*What the task asks*: Below are the records; pull every line that includes "placeholder".

*Dataset records*:
+++++
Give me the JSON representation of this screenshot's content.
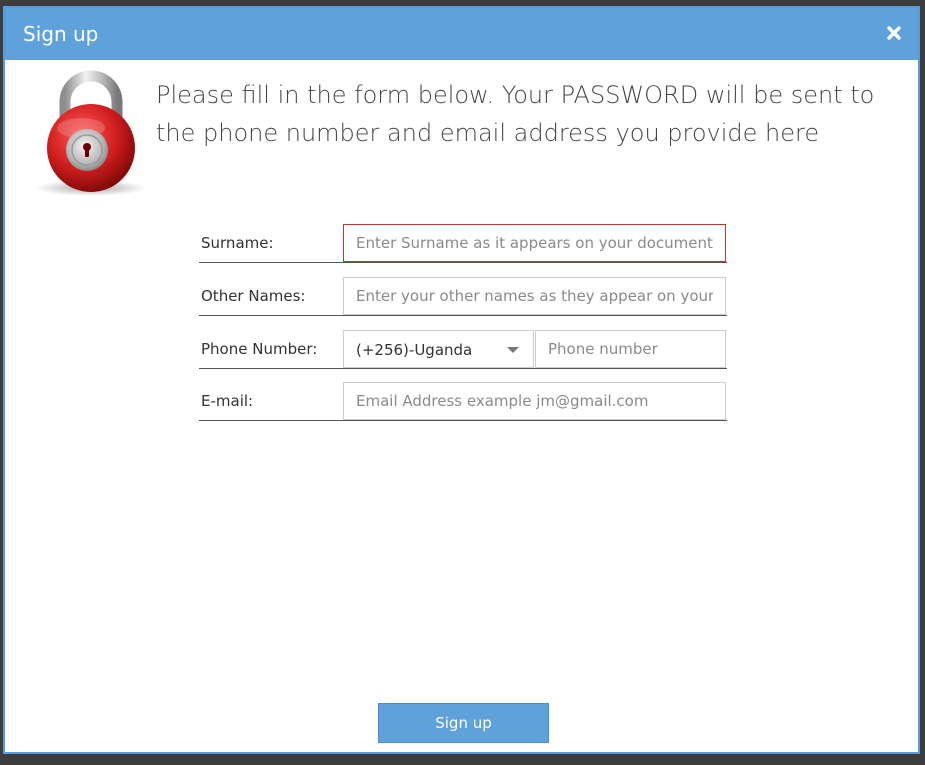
{
  "dialog": {
    "title": "Sign up",
    "close_icon": "close-icon"
  },
  "intro": {
    "lock_icon": "padlock-icon",
    "text": "Please fill in the form below. Your PASSWORD will be sent to the phone number and email address you provide here"
  },
  "form": {
    "surname": {
      "label": "Surname:",
      "placeholder": "Enter Surname as it appears on your documents",
      "value": ""
    },
    "other_names": {
      "label": "Other Names:",
      "placeholder": "Enter your other names as they appear on your documents",
      "value": ""
    },
    "phone": {
      "label": "Phone Number:",
      "country_selected": "(+256)-Uganda",
      "placeholder": "Phone number",
      "value": ""
    },
    "email": {
      "label": "E-mail:",
      "placeholder": "Email Address example jm@gmail.com",
      "value": ""
    }
  },
  "actions": {
    "signup_label": "Sign up"
  },
  "colors": {
    "accent": "#5fa2db",
    "focus_border": "#c0392b",
    "lock_red": "#d11f1f"
  }
}
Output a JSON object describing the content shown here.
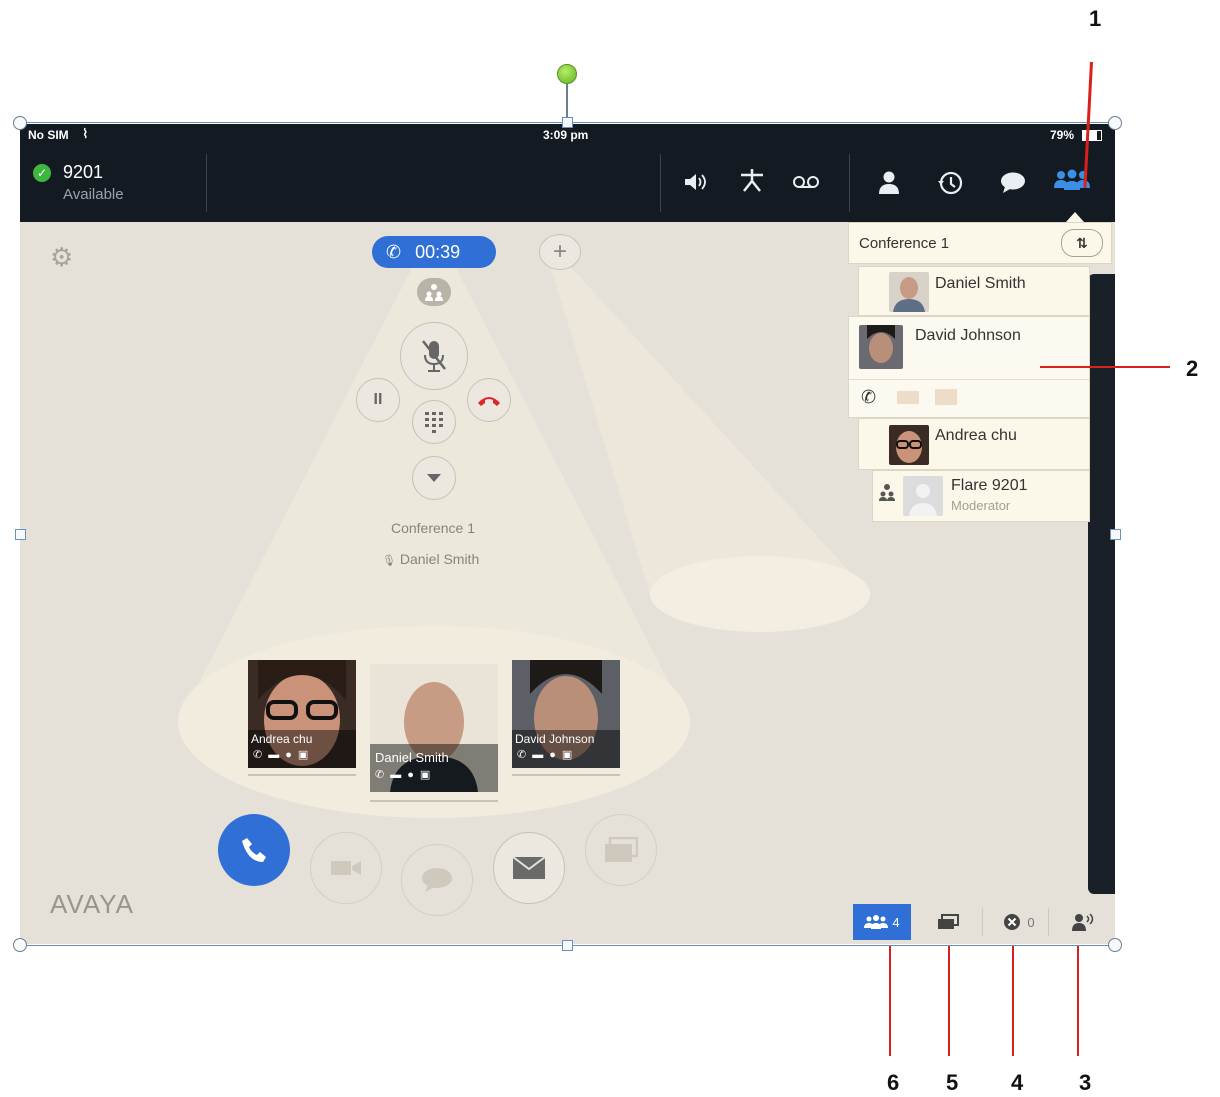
+++++
*Expected answer*:
      "placeholder": "Enter Surname as it appears on your documents",
      "placeholder": "Enter your other names as they appear on your documents",
      "placeholder": "Phone number",
      "placeholder": "Email Address example jm@gmail.com",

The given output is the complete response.